THE PROBLEM.
Copy each line below in which the word "this" occurs.
━━ GIVEN RECORDS
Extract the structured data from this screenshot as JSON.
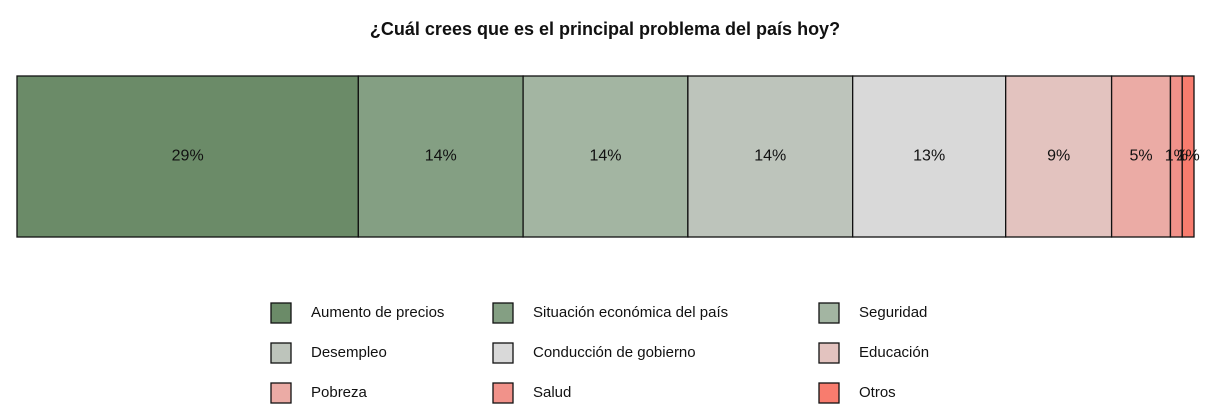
{
  "chart_data": {
    "type": "stacked_bar_100",
    "title": "¿Cuál crees que es el principal problema del país hoy?",
    "series": [
      {
        "name": "Aumento de precios",
        "color": "#6b8b68",
        "values": [
          29
        ],
        "value_labels": [
          "29%"
        ]
      },
      {
        "name": "Situación económica del país",
        "color": "#849f83",
        "values": [
          14
        ],
        "value_labels": [
          "14%"
        ]
      },
      {
        "name": "Seguridad",
        "color": "#a3b5a2",
        "values": [
          14
        ],
        "value_labels": [
          "14%"
        ]
      },
      {
        "name": "Desempleo",
        "color": "#bdc4bb",
        "values": [
          14
        ],
        "value_labels": [
          "14%"
        ]
      },
      {
        "name": "Conducción de gobierno",
        "color": "#d9d9d9",
        "values": [
          13
        ],
        "value_labels": [
          "13%"
        ]
      },
      {
        "name": "Educación",
        "color": "#e3c3bf",
        "values": [
          9
        ],
        "value_labels": [
          "9%"
        ]
      },
      {
        "name": "Pobreza",
        "color": "#ebaba5",
        "values": [
          5
        ],
        "value_labels": [
          "5%"
        ]
      },
      {
        "name": "Salud",
        "color": "#f1928a",
        "values": [
          1
        ],
        "value_labels": [
          "1%"
        ]
      },
      {
        "name": "Otros",
        "color": "#f87c6e",
        "values": [
          1
        ],
        "value_labels": [
          "1%"
        ]
      }
    ],
    "legend": "bottom"
  }
}
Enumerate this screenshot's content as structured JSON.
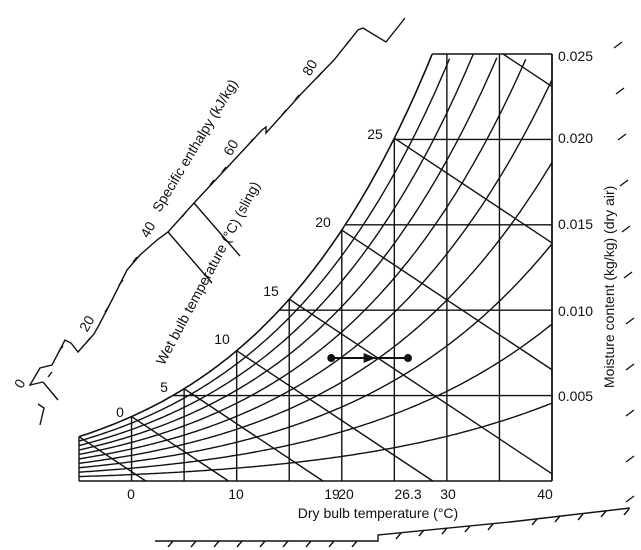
{
  "chart_data": {
    "type": "psychrometric",
    "xlabel": "Dry bulb temperature (°C)",
    "ylabel": "Moisture content (kg/kg) (dry air)",
    "wet_bulb_label": "Wet bulb temperature (°C) (sling)",
    "enthalpy_label": "Specific enthalpy (kJ/kg)",
    "xlim": [
      -5,
      40
    ],
    "ylim": [
      0,
      0.025
    ],
    "x_ticks": [
      "0",
      "10",
      "19",
      "20",
      "26.3",
      "30",
      "40"
    ],
    "y_ticks": [
      "0.005",
      "0.010",
      "0.015",
      "0.020",
      "0.025"
    ],
    "wet_bulb_ticks": [
      "0",
      "5",
      "10",
      "15",
      "20",
      "25"
    ],
    "enthalpy_ticks": [
      "0",
      "20",
      "40",
      "60",
      "80"
    ],
    "process": {
      "start": {
        "dry_bulb": 19,
        "moisture": 0.0072
      },
      "end": {
        "dry_bulb": 26.3,
        "moisture": 0.0072
      }
    }
  }
}
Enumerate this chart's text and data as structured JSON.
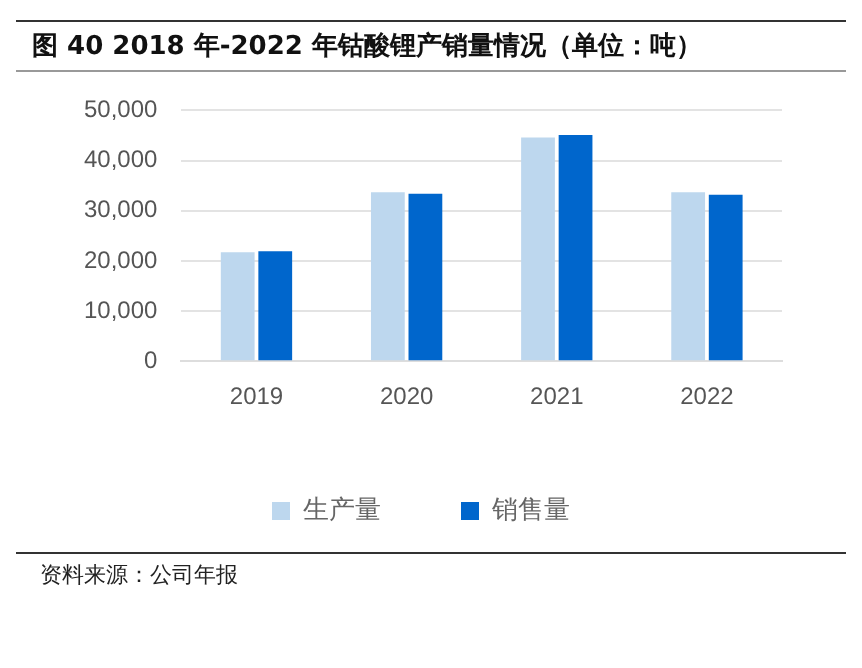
━━━━
THE REPLY.
Extract the structured data from this screenshot as JSON.
Enumerate this screenshot's content as structured JSON.
Enumerate this chart's text and data as structured JSON.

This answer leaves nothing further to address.